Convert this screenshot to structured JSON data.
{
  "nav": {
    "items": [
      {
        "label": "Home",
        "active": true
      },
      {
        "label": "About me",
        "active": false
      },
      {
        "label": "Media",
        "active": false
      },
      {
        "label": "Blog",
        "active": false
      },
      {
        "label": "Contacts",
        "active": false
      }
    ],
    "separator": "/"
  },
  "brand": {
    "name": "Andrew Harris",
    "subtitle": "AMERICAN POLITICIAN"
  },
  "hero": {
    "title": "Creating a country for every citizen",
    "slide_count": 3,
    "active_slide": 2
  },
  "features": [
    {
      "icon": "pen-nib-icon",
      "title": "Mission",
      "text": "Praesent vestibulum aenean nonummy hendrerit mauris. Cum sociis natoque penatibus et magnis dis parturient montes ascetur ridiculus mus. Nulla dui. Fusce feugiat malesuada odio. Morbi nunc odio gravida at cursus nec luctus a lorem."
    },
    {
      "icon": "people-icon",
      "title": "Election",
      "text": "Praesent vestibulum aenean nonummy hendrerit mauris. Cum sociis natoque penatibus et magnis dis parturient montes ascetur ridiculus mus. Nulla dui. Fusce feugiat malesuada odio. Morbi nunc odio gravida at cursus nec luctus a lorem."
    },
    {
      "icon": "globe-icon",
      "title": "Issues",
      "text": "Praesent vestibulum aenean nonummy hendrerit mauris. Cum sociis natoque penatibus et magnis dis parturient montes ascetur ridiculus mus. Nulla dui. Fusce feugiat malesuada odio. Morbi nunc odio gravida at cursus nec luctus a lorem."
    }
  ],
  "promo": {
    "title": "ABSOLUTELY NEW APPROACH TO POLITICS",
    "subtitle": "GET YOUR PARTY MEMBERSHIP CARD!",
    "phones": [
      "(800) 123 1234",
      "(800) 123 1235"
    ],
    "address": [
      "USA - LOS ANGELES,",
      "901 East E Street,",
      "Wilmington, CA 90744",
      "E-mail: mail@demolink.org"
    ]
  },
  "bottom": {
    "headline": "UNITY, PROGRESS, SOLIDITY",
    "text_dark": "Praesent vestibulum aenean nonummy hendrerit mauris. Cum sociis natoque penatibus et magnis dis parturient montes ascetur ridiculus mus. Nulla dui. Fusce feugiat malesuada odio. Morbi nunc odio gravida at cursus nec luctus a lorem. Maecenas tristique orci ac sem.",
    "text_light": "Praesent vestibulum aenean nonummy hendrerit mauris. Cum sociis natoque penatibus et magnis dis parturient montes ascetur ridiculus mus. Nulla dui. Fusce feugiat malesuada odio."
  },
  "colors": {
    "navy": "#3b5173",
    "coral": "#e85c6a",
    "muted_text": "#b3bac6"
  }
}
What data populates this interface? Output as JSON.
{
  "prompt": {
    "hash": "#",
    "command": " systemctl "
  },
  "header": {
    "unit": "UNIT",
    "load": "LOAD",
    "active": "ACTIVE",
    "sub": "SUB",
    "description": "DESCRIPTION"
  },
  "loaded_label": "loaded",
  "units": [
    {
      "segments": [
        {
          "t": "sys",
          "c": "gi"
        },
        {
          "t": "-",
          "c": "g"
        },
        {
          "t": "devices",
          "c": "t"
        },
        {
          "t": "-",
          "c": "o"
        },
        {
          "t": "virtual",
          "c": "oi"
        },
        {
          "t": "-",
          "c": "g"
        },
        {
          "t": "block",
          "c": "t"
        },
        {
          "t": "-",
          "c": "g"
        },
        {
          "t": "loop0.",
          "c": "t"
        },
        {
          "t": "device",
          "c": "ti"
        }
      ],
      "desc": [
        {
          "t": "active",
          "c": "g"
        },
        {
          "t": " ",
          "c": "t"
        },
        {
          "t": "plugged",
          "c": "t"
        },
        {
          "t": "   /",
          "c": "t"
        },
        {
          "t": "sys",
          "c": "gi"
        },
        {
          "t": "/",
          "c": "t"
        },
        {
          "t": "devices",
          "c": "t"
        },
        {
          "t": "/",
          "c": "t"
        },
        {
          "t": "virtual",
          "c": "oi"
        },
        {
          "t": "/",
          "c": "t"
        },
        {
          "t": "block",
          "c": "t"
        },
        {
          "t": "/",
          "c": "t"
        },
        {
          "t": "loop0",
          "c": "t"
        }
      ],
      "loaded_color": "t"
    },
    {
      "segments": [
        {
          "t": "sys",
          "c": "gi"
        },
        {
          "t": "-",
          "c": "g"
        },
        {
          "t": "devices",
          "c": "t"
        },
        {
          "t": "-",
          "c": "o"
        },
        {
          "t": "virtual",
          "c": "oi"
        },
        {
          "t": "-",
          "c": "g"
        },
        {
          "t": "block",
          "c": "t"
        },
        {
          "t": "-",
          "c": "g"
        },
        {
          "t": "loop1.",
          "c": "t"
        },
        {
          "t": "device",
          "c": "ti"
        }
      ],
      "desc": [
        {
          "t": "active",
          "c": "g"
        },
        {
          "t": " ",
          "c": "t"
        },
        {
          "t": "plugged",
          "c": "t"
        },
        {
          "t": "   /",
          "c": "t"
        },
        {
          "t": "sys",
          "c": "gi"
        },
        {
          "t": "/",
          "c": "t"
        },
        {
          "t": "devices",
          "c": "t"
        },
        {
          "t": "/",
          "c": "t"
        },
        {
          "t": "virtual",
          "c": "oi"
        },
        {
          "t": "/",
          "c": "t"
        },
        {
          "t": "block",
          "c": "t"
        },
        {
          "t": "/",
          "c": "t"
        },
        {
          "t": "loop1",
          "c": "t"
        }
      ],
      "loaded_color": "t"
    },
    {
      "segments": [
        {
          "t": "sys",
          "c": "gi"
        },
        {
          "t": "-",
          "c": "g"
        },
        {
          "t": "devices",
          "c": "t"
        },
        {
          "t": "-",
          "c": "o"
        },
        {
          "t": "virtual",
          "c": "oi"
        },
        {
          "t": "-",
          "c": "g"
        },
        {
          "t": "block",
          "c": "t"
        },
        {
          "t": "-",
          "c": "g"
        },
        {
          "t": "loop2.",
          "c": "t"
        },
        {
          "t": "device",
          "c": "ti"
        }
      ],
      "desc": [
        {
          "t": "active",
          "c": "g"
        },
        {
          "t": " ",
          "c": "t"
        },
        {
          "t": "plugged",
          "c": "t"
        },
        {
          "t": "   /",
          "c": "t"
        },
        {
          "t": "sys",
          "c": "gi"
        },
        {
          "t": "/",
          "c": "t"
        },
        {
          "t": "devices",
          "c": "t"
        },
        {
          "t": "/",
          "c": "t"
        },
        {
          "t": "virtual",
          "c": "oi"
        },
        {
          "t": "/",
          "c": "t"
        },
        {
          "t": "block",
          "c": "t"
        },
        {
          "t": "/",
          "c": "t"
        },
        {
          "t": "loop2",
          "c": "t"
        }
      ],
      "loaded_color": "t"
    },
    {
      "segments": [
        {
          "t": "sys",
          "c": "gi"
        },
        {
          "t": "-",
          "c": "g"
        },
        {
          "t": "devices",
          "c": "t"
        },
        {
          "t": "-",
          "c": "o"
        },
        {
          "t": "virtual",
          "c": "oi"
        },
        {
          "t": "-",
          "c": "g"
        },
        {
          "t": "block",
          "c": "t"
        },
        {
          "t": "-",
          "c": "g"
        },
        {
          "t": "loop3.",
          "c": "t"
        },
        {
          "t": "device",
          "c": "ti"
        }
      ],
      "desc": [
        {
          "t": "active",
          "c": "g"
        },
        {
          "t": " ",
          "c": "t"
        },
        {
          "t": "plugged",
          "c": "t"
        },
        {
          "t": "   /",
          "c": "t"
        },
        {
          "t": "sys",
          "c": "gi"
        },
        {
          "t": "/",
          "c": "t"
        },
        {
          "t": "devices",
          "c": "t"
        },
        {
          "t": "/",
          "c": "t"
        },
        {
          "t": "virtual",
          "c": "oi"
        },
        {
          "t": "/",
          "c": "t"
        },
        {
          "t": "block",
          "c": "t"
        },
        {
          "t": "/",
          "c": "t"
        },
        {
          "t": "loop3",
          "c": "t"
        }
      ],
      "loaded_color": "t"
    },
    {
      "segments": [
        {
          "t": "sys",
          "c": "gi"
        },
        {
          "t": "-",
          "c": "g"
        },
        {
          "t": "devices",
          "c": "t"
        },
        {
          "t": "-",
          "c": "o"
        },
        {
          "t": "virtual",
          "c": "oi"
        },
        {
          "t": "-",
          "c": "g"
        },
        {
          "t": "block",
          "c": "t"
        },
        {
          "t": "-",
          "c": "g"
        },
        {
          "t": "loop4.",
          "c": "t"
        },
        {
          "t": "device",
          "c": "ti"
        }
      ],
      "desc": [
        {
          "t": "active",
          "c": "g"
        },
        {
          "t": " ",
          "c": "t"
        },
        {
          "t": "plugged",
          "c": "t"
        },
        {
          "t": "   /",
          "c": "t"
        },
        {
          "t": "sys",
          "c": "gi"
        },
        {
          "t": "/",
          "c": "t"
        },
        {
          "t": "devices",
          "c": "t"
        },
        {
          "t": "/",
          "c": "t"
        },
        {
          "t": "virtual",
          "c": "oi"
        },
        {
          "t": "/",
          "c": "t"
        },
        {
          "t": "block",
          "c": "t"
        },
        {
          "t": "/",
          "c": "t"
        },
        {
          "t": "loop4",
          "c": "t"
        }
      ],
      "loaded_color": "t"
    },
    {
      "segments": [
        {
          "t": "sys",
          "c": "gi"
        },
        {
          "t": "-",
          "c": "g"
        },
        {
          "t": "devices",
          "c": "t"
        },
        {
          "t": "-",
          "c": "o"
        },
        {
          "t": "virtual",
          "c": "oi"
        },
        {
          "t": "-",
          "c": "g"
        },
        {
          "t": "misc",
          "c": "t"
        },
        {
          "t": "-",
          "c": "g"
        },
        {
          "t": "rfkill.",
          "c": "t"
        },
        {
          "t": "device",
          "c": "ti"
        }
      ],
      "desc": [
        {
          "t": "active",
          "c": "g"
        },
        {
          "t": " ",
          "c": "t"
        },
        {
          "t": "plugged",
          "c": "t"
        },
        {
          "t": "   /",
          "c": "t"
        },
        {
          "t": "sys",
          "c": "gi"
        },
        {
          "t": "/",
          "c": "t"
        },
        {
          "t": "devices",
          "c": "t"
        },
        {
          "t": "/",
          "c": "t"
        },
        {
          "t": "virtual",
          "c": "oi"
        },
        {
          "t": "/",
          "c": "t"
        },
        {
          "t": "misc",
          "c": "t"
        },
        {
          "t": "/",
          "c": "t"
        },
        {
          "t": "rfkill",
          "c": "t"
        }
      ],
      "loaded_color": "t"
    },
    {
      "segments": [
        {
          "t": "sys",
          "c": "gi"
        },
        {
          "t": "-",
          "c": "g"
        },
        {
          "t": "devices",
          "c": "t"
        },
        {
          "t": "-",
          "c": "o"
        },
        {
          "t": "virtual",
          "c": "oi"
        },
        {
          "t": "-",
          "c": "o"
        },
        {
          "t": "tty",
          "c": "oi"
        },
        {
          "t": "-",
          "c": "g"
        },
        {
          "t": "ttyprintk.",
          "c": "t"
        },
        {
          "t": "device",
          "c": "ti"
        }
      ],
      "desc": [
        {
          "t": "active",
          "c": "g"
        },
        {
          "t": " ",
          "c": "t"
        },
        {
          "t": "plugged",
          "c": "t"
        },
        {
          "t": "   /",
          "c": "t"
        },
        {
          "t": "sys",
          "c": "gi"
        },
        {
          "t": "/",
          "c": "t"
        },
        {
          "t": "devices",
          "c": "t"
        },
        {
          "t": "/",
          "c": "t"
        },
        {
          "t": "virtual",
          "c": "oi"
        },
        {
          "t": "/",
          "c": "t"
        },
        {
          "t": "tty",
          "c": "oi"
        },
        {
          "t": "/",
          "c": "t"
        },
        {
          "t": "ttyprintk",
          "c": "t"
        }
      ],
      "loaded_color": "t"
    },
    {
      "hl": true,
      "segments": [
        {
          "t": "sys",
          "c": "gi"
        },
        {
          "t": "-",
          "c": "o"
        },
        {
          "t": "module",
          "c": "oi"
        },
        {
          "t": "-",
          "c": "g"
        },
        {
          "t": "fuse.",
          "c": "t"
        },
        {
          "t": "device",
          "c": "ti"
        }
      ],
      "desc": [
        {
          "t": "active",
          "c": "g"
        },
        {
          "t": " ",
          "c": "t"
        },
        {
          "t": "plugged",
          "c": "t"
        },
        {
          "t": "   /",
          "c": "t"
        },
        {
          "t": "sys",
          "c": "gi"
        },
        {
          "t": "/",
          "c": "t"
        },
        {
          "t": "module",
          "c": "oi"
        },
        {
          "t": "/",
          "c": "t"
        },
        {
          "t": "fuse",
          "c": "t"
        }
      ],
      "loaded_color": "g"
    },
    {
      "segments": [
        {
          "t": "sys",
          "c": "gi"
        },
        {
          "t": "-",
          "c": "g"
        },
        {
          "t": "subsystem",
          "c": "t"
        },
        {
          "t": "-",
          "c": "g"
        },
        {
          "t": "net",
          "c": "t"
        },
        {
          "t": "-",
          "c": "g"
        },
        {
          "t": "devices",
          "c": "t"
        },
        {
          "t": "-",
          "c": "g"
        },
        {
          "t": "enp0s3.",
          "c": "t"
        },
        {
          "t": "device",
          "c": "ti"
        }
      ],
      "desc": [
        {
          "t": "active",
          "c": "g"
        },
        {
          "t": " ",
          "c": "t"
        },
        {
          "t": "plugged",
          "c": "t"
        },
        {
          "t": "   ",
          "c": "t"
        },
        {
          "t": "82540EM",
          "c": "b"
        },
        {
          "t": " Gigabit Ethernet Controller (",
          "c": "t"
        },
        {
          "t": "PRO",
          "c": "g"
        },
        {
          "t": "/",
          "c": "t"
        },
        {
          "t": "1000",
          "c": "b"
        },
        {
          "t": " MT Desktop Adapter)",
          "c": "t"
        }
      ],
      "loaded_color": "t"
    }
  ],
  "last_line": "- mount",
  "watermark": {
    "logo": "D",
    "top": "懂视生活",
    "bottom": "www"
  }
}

- DIRECTIVE
Determine the number of lines in the entries above where the string "icon" appears. Answer with the number alone.

- TASK RESPONSE
3